• Records provided:

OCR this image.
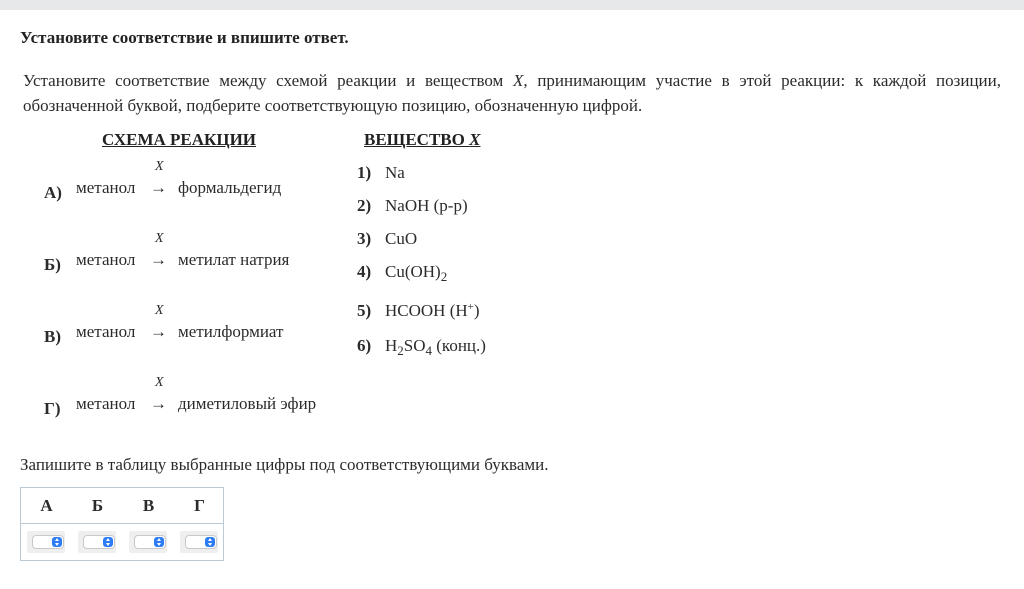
Установите соответствие и впишите ответ.
Установите соответствие между схемой реакции и веществом X, принимающим участие в этой реакции: к каждой позиции, обозначенной буквой, подберите соответствующую позицию, обозначенную цифрой.
СХЕМА РЕАКЦИИ	ВЕЩЕСТВО X
А) метанол
X
→ формальдегид
Б) метанол
X
→ метилат натрия
В) метанол
X
→ метилформиат
Г) метанол
X
→ диметиловый эфир
1) Na
2) NaOH (р-р)
3) CuO
4) $Cu(OH)_2$
5) HCOOH (H+)
6) $H_2SO_4$ (конц.)
Запишите в таблицу выбранные цифры под соответствующими буквами.
А	Б	В	Г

• Direction:
Each line of the material must be retyped exactly, except that images are omitted.

• Answer to this exercise:
OCR this image.
Установите соответствие и впишите ответ.
Установите соответствие между схемой реакции и веществом X, принимающим участие в этой реакции: к каждой позиции, обозначенной буквой, подберите соответствующую позицию, обозначенную цифрой.
СХЕМА РЕАКЦИИ	ВЕЩЕСТВО X
А) метанол
X
→ формальдегид
Б) метанол
X
→ метилат натрия
В) метанол
X
→ метилформиат
Г) метанол
X
→ диметиловый эфир
1) Na
2) NaOH (р-р)
3) CuO
4) $Cu(OH)_2$
5) HCOOH (H+)
6) $H_2SO_4$ (конц.)
Запишите в таблицу выбранные цифры под соответствующими буквами.
А	Б	В	Г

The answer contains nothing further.